## Task description
Find the lines of data that contain the string "vibrate", then list them.

====== Entries supplied

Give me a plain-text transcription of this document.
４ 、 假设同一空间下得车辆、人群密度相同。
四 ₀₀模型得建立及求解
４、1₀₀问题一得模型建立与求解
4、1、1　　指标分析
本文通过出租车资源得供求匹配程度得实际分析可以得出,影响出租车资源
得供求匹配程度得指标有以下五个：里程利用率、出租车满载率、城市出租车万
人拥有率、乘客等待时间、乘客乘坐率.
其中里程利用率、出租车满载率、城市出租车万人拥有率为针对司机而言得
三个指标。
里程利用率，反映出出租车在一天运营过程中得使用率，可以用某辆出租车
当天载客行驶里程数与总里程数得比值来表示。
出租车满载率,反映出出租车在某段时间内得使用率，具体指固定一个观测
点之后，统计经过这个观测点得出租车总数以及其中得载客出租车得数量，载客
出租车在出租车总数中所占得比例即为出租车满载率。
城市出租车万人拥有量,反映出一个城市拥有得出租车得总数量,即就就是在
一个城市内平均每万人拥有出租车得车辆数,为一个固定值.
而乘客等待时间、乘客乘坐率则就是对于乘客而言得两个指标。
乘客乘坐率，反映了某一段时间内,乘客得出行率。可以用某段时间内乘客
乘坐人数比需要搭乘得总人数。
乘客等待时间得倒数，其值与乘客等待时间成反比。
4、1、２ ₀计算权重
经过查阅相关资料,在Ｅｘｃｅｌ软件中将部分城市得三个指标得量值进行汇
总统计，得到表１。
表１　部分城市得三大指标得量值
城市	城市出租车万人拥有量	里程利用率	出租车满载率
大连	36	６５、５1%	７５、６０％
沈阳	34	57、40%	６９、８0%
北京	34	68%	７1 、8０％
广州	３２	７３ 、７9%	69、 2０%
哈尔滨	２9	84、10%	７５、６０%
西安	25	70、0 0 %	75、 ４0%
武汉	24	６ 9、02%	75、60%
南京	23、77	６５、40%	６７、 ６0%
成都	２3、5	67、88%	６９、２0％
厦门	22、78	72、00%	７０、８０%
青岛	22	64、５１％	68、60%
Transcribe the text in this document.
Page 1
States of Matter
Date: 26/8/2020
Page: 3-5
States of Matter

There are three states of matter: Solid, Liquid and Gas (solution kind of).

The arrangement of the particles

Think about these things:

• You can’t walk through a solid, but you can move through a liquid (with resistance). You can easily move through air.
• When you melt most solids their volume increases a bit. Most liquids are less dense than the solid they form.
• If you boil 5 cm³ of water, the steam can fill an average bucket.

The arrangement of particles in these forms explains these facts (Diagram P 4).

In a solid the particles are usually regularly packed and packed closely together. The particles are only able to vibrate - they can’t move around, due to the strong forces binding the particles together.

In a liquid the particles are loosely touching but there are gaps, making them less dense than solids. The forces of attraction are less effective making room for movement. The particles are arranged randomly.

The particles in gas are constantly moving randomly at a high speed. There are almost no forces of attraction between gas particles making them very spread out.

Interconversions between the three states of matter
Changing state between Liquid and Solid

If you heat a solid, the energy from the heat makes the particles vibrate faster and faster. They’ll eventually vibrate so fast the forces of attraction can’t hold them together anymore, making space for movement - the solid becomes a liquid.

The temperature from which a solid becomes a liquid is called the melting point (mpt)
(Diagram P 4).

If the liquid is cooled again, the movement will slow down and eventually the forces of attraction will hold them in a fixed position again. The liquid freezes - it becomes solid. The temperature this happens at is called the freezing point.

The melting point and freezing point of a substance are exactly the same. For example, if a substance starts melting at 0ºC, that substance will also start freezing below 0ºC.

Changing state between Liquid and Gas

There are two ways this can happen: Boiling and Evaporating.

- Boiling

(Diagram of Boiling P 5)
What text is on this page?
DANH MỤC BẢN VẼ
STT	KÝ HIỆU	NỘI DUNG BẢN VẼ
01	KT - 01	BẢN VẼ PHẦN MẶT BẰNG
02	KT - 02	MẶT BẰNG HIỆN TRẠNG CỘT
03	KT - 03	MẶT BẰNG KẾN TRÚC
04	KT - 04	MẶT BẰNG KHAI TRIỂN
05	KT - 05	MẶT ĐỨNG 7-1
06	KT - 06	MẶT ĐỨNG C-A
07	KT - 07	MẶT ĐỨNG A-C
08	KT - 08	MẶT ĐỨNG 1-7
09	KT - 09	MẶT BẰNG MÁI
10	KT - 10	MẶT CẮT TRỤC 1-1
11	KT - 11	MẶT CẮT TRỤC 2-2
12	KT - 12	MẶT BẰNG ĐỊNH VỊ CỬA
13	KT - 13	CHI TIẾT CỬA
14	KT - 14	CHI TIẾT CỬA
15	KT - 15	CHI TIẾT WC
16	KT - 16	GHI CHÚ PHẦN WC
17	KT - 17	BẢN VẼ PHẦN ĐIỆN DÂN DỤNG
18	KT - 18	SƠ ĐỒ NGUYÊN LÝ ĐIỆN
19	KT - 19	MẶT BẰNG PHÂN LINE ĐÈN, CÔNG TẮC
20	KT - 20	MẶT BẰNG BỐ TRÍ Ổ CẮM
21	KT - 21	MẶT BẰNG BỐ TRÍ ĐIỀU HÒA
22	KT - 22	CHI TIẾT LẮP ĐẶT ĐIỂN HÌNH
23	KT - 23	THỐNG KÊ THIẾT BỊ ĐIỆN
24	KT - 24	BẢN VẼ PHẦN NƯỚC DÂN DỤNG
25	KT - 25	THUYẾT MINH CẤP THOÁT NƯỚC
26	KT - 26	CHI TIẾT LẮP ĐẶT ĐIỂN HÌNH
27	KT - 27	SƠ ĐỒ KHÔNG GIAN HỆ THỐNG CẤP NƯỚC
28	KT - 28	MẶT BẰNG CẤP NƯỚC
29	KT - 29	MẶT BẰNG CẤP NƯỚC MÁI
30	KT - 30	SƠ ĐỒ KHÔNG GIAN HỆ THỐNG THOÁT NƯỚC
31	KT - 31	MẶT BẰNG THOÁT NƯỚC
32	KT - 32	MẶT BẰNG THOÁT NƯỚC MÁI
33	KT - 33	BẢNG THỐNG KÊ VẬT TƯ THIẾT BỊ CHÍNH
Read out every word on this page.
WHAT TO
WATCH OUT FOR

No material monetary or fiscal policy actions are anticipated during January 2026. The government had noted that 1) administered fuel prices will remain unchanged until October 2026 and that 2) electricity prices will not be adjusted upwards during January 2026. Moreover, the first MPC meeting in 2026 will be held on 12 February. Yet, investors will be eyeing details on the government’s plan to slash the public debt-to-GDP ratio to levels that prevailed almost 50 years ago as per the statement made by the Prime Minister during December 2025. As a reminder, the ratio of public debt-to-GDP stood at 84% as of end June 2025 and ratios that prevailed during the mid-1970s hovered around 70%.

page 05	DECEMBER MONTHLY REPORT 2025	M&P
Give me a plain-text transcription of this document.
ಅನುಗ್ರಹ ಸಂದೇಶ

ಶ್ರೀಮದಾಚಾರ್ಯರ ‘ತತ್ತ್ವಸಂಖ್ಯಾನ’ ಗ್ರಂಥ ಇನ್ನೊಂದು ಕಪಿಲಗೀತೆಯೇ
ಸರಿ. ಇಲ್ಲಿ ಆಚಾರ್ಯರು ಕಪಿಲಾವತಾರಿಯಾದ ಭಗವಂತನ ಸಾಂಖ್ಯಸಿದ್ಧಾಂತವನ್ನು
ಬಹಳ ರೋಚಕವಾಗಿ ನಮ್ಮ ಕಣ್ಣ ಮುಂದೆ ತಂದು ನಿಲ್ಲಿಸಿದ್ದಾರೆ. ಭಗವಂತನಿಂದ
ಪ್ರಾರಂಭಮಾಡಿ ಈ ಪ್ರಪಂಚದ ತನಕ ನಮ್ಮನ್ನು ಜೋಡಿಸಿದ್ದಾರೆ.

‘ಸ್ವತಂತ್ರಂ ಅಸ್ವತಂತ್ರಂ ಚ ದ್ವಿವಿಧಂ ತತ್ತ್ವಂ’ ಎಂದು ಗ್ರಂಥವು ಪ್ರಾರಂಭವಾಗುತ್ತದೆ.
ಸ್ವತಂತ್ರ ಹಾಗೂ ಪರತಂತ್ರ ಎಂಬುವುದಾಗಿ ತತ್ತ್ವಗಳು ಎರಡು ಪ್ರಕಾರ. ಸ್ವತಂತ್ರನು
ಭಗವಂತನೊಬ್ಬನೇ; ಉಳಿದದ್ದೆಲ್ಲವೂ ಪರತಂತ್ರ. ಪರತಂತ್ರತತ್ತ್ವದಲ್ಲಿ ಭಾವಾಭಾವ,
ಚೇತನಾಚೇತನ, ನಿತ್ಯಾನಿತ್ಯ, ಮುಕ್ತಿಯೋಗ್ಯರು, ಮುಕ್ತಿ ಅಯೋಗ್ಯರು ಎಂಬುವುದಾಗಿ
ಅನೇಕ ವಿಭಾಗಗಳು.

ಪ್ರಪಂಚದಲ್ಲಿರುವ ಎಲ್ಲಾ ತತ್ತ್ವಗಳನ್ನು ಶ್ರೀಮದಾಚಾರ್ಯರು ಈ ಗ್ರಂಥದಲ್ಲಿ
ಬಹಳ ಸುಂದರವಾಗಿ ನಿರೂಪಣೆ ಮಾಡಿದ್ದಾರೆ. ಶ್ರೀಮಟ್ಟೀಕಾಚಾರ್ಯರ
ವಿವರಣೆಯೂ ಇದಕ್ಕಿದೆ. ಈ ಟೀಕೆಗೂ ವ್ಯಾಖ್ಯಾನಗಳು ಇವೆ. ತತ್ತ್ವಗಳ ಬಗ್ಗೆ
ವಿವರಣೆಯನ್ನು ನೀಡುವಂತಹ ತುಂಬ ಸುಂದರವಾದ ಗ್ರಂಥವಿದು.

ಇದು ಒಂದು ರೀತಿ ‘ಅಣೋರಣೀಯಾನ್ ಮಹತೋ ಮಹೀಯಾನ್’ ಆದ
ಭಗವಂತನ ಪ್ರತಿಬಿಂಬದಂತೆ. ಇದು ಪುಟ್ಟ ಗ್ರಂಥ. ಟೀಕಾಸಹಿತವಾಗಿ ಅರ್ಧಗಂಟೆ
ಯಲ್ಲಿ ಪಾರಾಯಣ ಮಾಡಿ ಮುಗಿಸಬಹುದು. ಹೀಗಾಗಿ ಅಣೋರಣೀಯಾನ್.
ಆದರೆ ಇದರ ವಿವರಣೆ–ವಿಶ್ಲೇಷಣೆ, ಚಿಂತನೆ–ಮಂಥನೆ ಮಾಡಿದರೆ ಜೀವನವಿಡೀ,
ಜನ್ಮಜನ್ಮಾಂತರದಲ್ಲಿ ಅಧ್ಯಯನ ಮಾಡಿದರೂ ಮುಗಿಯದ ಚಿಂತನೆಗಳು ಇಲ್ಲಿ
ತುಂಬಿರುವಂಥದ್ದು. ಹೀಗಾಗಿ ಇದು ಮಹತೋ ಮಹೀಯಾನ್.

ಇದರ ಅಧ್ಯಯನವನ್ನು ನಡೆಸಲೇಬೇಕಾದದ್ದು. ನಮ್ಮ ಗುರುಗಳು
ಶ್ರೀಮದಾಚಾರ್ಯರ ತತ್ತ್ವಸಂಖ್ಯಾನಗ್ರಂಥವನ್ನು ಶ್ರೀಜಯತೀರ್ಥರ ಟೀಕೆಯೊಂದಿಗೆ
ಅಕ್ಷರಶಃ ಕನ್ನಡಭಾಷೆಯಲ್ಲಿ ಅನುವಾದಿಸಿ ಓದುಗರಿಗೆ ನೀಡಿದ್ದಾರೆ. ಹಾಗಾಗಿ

============

## Solution for this task
In a solid the particles are usually regularly packed and packed closely together. The particles are only able to vibrate - they can’t move around, due to the strong forces binding the particles together.
If you heat a solid, the energy from the heat makes the particles vibrate faster and faster. They’ll eventually vibrate so fast the forces of attraction can’t hold them together anymore, making space for movement - the solid becomes a liquid.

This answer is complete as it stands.